[Start Dataset excerpts]

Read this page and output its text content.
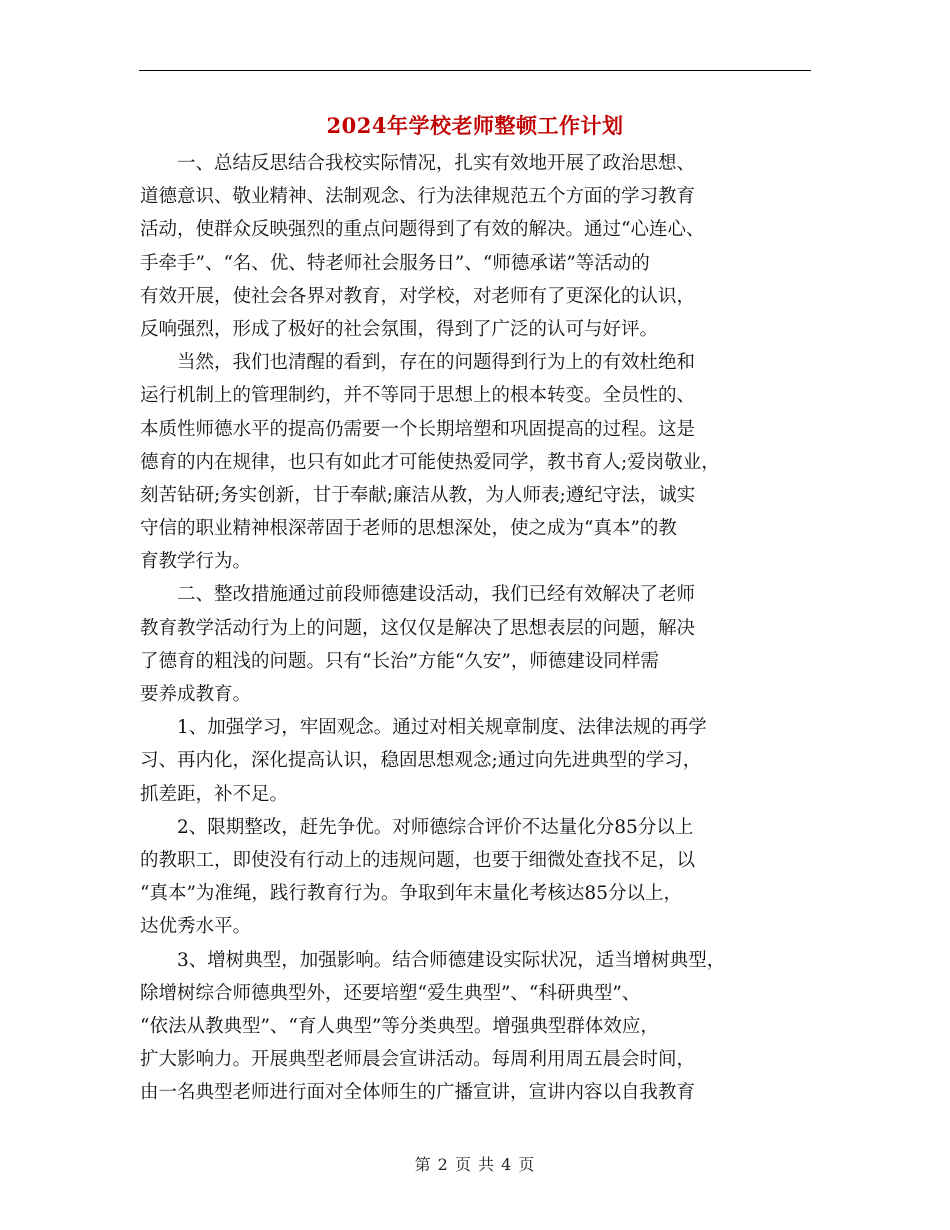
2024年学校老师整顿工作计划
　　一、总结反思结合我校实际情况，扎实有效地开展了政治思想、
道德意识、敬业精神、法制观念、行为法律规范五个方面的学习教育
活动，使群众反映强烈的重点问题得到了有效的解决。通过“心连心、
手牵手”、“名、优、特老师社会服务日”、“师德承诺”等活动的
有效开展，使社会各界对教育，对学校，对老师有了更深化的认识，
反响强烈，形成了极好的社会氛围，得到了广泛的认可与好评。
　　当然，我们也清醒的看到，存在的问题得到行为上的有效杜绝和
运行机制上的管理制约，并不等同于思想上的根本转变。全员性的、
本质性师德水平的提高仍需要一个长期培塑和巩固提高的过程。这是
德育的内在规律，也只有如此才可能使热爱同学，教书育人;爱岗敬业，
刻苦钻研;务实创新，甘于奉献;廉洁从教，为人师表;遵纪守法，诚实
守信的职业精神根深蒂固于老师的思想深处，使之成为“真本”的教
育教学行为。
　　二、整改措施通过前段师德建设活动，我们已经有效解决了老师
教育教学活动行为上的问题，这仅仅是解决了思想表层的问题，解决
了德育的粗浅的问题。只有“长治”方能“久安”，师德建设同样需
要养成教育。
　　1、加强学习，牢固观念。通过对相关规章制度、法律法规的再学
习、再内化，深化提高认识，稳固思想观念;通过向先进典型的学习，
抓差距，补不足。
　　2、限期整改，赶先争优。对师德综合评价不达量化分85分以上
的教职工，即使没有行动上的违规问题，也要于细微处查找不足，以
“真本”为准绳，践行教育行为。争取到年末量化考核达85分以上，
达优秀水平。
　　3、增树典型，加强影响。结合师德建设实际状况，适当增树典型，
除增树综合师德典型外，还要培塑“爱生典型”、“科研典型”、
“依法从教典型”、“育人典型”等分类典型。增强典型群体效应，
扩大影响力。开展典型老师晨会宣讲活动。每周利用周五晨会时间，
由一名典型老师进行面对全体师生的广播宣讲，宣讲内容以自我教育
第 2 页 共 4 页
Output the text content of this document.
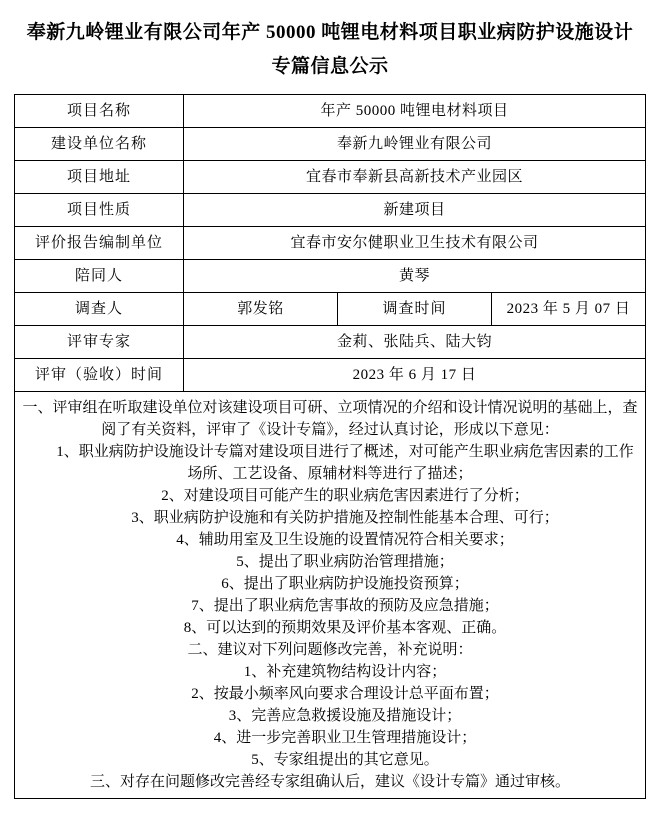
奉新九岭锂业有限公司年产 50000 吨锂电材料项目职业病防护设施设计专篇信息公示
项目名称	年产 50000 吨锂电材料项目		
建设单位名称	奉新九岭锂业有限公司		
项目地址	宜春市奉新县高新技术产业园区		
项目性质	新建项目		
评价报告编制单位	宜春市安尔健职业卫生技术有限公司		
陪同人	黄琴		
调查人	郭发铭	调查时间	2023 年 5 月 07 日
评审专家	金莉、张陆兵、陆大钧		
评审（验收）时间	2023 年 6 月 17 日		

一、评审组在听取建设单位对该建设项目可研、立项情况的介绍和设计情况说明的基础上，查阅了有关资料，评审了《设计专篇》，经过认真讨论，形成以下意见：

1、职业病防护设施设计专篇对建设项目进行了概述，对可能产生职业病危害因素的工作场所、工艺设备、原辅材料等进行了描述；

2、对建设项目可能产生的职业病危害因素进行了分析；

3、职业病防护设施和有关防护措施及控制性能基本合理、可行；

4、辅助用室及卫生设施的设置情况符合相关要求；

5、提出了职业病防治管理措施；

6、提出了职业病防护设施投资预算；

7、提出了职业病危害事故的预防及应急措施；

8、可以达到的预期效果及评价基本客观、正确。

二、建议对下列问题修改完善，补充说明：

1、补充建筑物结构设计内容；

2、按最小频率风向要求合理设计总平面布置；

3、完善应急救援设施及措施设计；

4、进一步完善职业卫生管理措施设计；

5、专家组提出的其它意见。

三、对存在问题修改完善经专家组确认后，建议《设计专篇》通过审核。
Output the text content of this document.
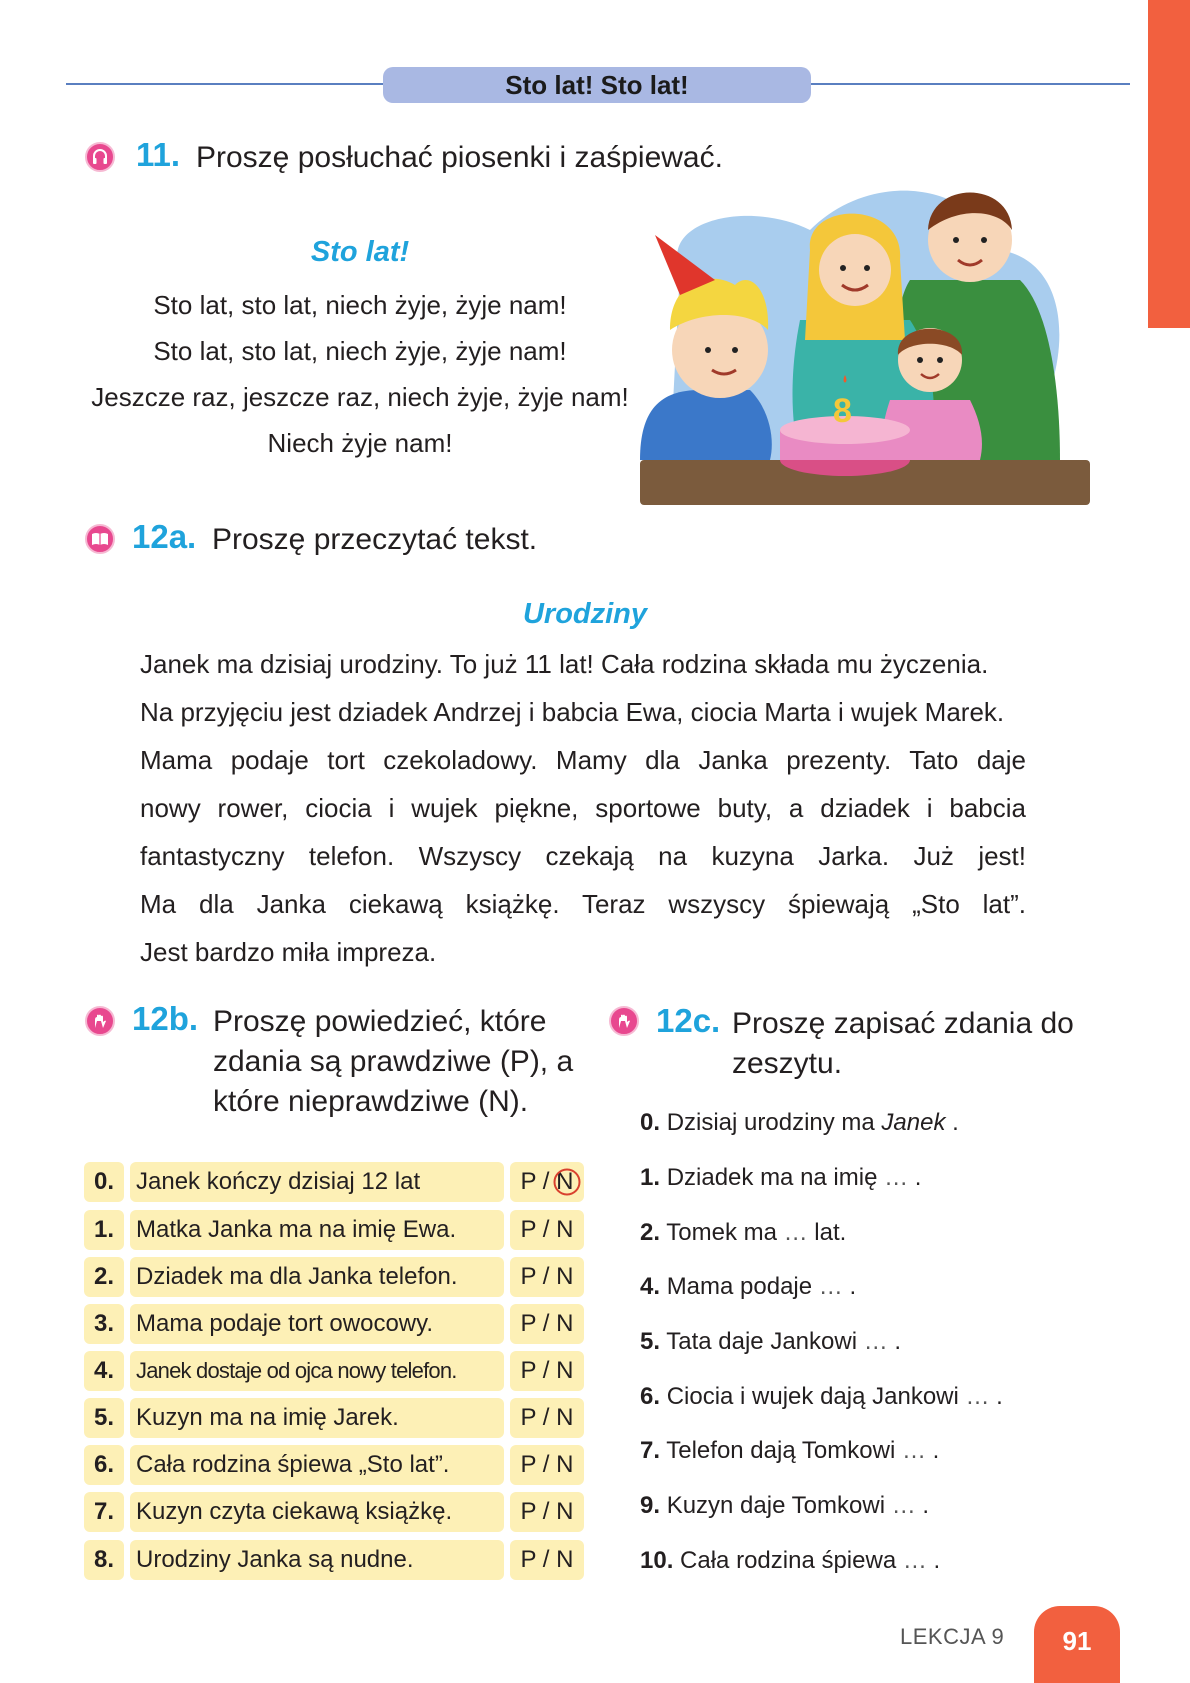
Sto lat! Sto lat!
11. Proszę posłuchać piosenki i zaśpiewać.
Sto lat!
Sto lat, sto lat, niech żyje, żyje nam!
Sto lat, sto lat, niech żyje, żyje nam!
Jeszcze raz, jeszcze raz, niech żyje, żyje nam!
Niech żyje nam!
8
12a. Proszę przeczytać tekst.
Urodziny
Janek ma dzisiaj urodziny. To już 11 lat! Cała rodzina składa mu życzenia.
Na przyjęciu jest dziadek Andrzej i babcia Ewa, ciocia Marta i wujek Marek.
Mama podaje tort czekoladowy. Mamy dla Janka prezenty. Tato daje
nowy rower, ciocia i wujek piękne, sportowe buty, a dziadek i babcia
fantastyczny telefon. Wszyscy czekają na kuzyna Jarka. Już jest!
Ma dla Janka ciekawą książkę. Teraz wszyscy śpiewają „Sto lat”.
Jest bardzo miła impreza.
12b. Proszę powiedzieć, które
zdania są prawdziwe (P), a
które nieprawdziwe (N).
0. Janek kończy dzisiaj 12 lat	P / N
1. Matka Janka ma na imię Ewa.	P / N
2. Dziadek ma dla Janka telefon.	P / N
3. Mama podaje tort owocowy.	P / N
4.	Janek dostaje od ojca nowy telefon.	P / N
5. Kuzyn ma na imię Jarek.	P / N
6. Cała rodzina śpiewa „Sto lat”.	P / N
7. Kuzyn czyta ciekawą książkę.	P / N
8. Urodziny Janka są nudne.	P / N
12c. Proszę zapisać zdania do
zeszytu.
0. Dzisiaj urodziny ma Janek .
1. Dziadek ma na imię … .
2. Tomek ma … lat.
4. Mama podaje … .
5. Tata daje Jankowi … .
6. Ciocia i wujek dają Jankowi … .
7. Telefon dają Tomkowi … .
9. Kuzyn daje Tomkowi … .
10. Cała rodzina śpiewa … .
LEKCJA 9	91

[End Dataset excerpts]

Repeat the listing verbatim. Skip the pictures.

Read this page and output its text content.
2024年学校老师整顿工作计划
　　一、总结反思结合我校实际情况，扎实有效地开展了政治思想、
道德意识、敬业精神、法制观念、行为法律规范五个方面的学习教育
活动，使群众反映强烈的重点问题得到了有效的解决。通过“心连心、
手牵手”、“名、优、特老师社会服务日”、“师德承诺”等活动的
有效开展，使社会各界对教育，对学校，对老师有了更深化的认识，
反响强烈，形成了极好的社会氛围，得到了广泛的认可与好评。
　　当然，我们也清醒的看到，存在的问题得到行为上的有效杜绝和
运行机制上的管理制约，并不等同于思想上的根本转变。全员性的、
本质性师德水平的提高仍需要一个长期培塑和巩固提高的过程。这是
德育的内在规律，也只有如此才可能使热爱同学，教书育人;爱岗敬业，
刻苦钻研;务实创新，甘于奉献;廉洁从教，为人师表;遵纪守法，诚实
守信的职业精神根深蒂固于老师的思想深处，使之成为“真本”的教
育教学行为。
　　二、整改措施通过前段师德建设活动，我们已经有效解决了老师
教育教学活动行为上的问题，这仅仅是解决了思想表层的问题，解决
了德育的粗浅的问题。只有“长治”方能“久安”，师德建设同样需
要养成教育。
　　1、加强学习，牢固观念。通过对相关规章制度、法律法规的再学
习、再内化，深化提高认识，稳固思想观念;通过向先进典型的学习，
抓差距，补不足。
　　2、限期整改，赶先争优。对师德综合评价不达量化分85分以上
的教职工，即使没有行动上的违规问题，也要于细微处查找不足，以
“真本”为准绳，践行教育行为。争取到年末量化考核达85分以上，
达优秀水平。
　　3、增树典型，加强影响。结合师德建设实际状况，适当增树典型，
除增树综合师德典型外，还要培塑“爱生典型”、“科研典型”、
“依法从教典型”、“育人典型”等分类典型。增强典型群体效应，
扩大影响力。开展典型老师晨会宣讲活动。每周利用周五晨会时间，
由一名典型老师进行面对全体师生的广播宣讲，宣讲内容以自我教育
第 2 页 共 4 页
Output the text content of this document.
奉新九岭锂业有限公司年产 50000 吨锂电材料项目职业病防护设施设计专篇信息公示
项目名称	年产 50000 吨锂电材料项目		
建设单位名称	奉新九岭锂业有限公司		
项目地址	宜春市奉新县高新技术产业园区		
项目性质	新建项目		
评价报告编制单位	宜春市安尔健职业卫生技术有限公司		
陪同人	黄琴		
调查人	郭发铭	调查时间	2023 年 5 月 07 日
评审专家	金莉、张陆兵、陆大钧		
评审（验收）时间	2023 年 6 月 17 日		

一、评审组在听取建设单位对该建设项目可研、立项情况的介绍和设计情况说明的基础上，查阅了有关资料，评审了《设计专篇》，经过认真讨论，形成以下意见：

1、职业病防护设施设计专篇对建设项目进行了概述，对可能产生职业病危害因素的工作场所、工艺设备、原辅材料等进行了描述；

2、对建设项目可能产生的职业病危害因素进行了分析；

3、职业病防护设施和有关防护措施及控制性能基本合理、可行；

4、辅助用室及卫生设施的设置情况符合相关要求；

5、提出了职业病防治管理措施；

6、提出了职业病防护设施投资预算；

7、提出了职业病危害事故的预防及应急措施；

8、可以达到的预期效果及评价基本客观、正确。

二、建议对下列问题修改完善，补充说明：

1、补充建筑物结构设计内容；

2、按最小频率风向要求合理设计总平面布置；

3、完善应急救援设施及措施设计；

4、进一步完善职业卫生管理措施设计；

5、专家组提出的其它意见。

三、对存在问题修改完善经专家组确认后，建议《设计专篇》通过审核。
Output the text content of this document.
Sto lat! Sto lat!
11. Proszę posłuchać piosenki i zaśpiewać.
Sto lat!
Sto lat, sto lat, niech żyje, żyje nam!
Sto lat, sto lat, niech żyje, żyje nam!
Jeszcze raz, jeszcze raz, niech żyje, żyje nam!
Niech żyje nam!
8
12a. Proszę przeczytać tekst.
Urodziny
Janek ma dzisiaj urodziny. To już 11 lat! Cała rodzina składa mu życzenia.
Na przyjęciu jest dziadek Andrzej i babcia Ewa, ciocia Marta i wujek Marek.
Mama podaje tort czekoladowy. Mamy dla Janka prezenty. Tato daje
nowy rower, ciocia i wujek piękne, sportowe buty, a dziadek i babcia
fantastyczny telefon. Wszyscy czekają na kuzyna Jarka. Już jest!
Ma dla Janka ciekawą książkę. Teraz wszyscy śpiewają „Sto lat”.
Jest bardzo miła impreza.
12b. Proszę powiedzieć, które
zdania są prawdziwe (P), a
które nieprawdziwe (N).
0. Janek kończy dzisiaj 12 lat	P / N
1. Matka Janka ma na imię Ewa.	P / N
2. Dziadek ma dla Janka telefon.	P / N
3. Mama podaje tort owocowy.	P / N
4.	Janek dostaje od ojca nowy telefon.	P / N
5. Kuzyn ma na imię Jarek.	P / N
6. Cała rodzina śpiewa „Sto lat”.	P / N
7. Kuzyn czyta ciekawą książkę.	P / N
8. Urodziny Janka są nudne.	P / N
12c. Proszę zapisać zdania do
zeszytu.
0. Dzisiaj urodziny ma Janek .
1. Dziadek ma na imię … .
2. Tomek ma … lat.
4. Mama podaje … .
5. Tata daje Jankowi … .
6. Ciocia i wujek dają Jankowi … .
7. Telefon dają Tomkowi … .
9. Kuzyn daje Tomkowi … .
10. Cała rodzina śpiewa … .
LEKCJA 9	91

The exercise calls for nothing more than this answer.